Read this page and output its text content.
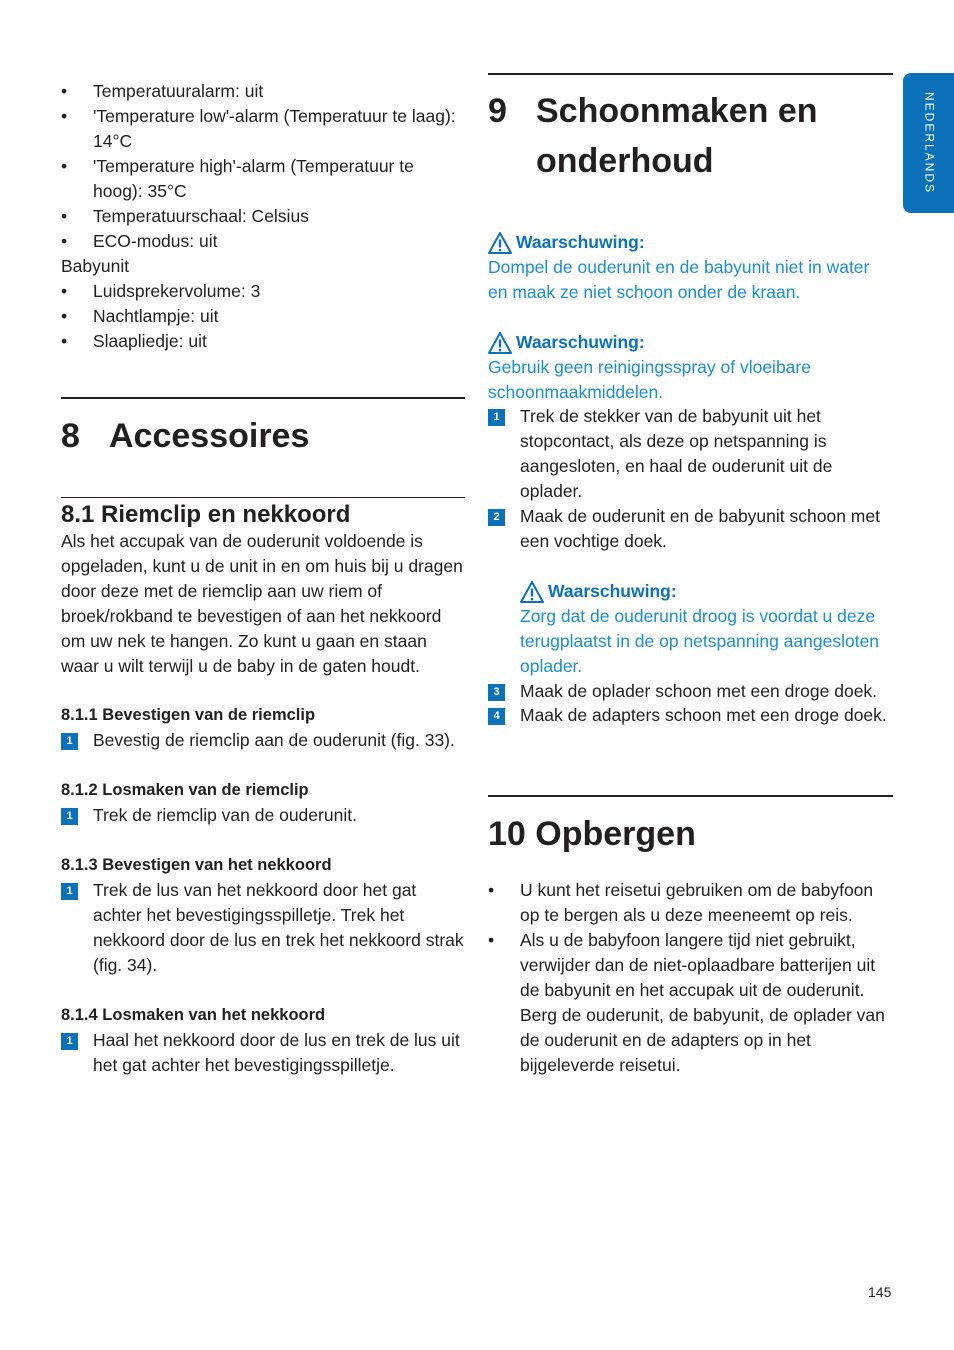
• Temperatuuralarm: uit
• 'Temperature low'-alarm (Temperatuur te laag): 14°C
• 'Temperature high'-alarm (Temperatuur te hoog): 35°C
• Temperatuurschaal: Celsius
• ECO-modus: uit
Babyunit
• Luidsprekervolume: 3
• Nachtlampje: uit
• Slaapliedje: uit
8 Accessoires
8.1 Riemclip en nekkoord

Als het accupak van de ouderunit voldoende is opgeladen, kunt u de unit in en om huis bij u dragen door deze met de riemclip aan uw riem of broek/rokband te bevestigen of aan het nekkoord om uw nek te hangen. Zo kunt u gaan en staan waar u wilt terwijl u de baby in de gaten houdt.

8.1.1 Bevestigen van de riemclip
1	Bevestig de riemclip aan de ouderunit (fig. 33).
8.1.2 Losmaken van de riemclip
1	Trek de riemclip van de ouderunit.
8.1.3 Bevestigen van het nekkoord
1	Trek de lus van het nekkoord door het gat achter het bevestigingsspilletje. Trek het nekkoord door de lus en trek het nekkoord strak (fig. 34).
8.1.4 Losmaken van het nekkoord
1	Haal het nekkoord door de lus en trek de lus uit het gat achter het bevestigingsspilletje.
9 Schoonmaken en onderhoud
Waarschuwing:
Dompel de ouderunit en de babyunit niet in water en maak ze niet schoon onder de kraan.
Waarschuwing:
Gebruik geen reinigingsspray of vloeibare schoonmaakmiddelen.
1	Trek de stekker van de babyunit uit het stopcontact, als deze op netspanning is aangesloten, en haal de ouderunit uit de oplader.
2	Maak de ouderunit en de babyunit schoon met een vochtige doek.
Waarschuwing:
Zorg dat de ouderunit droog is voordat u deze terugplaatst in de op netspanning aangesloten oplader.
3	Maak de oplader schoon met een droge doek.
4	Maak de adapters schoon met een droge doek.
10 Opbergen
• U kunt het reisetui gebruiken om de babyfoon op te bergen als u deze meeneemt op reis.
• Als u de babyfoon langere tijd niet gebruikt, verwijder dan de niet-oplaadbare batterijen uit de babyunit en het accupak uit de ouderunit. Berg de ouderunit, de babyunit, de oplader van de ouderunit en de adapters op in het bijgeleverde reisetui.
NEDERLANDS
145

··········

From the records above, pick out and copy each line holding the word "Losmaken".

— ANSWER —
8.1.2 Losmaken van de riemclip
8.1.4 Losmaken van het nekkoord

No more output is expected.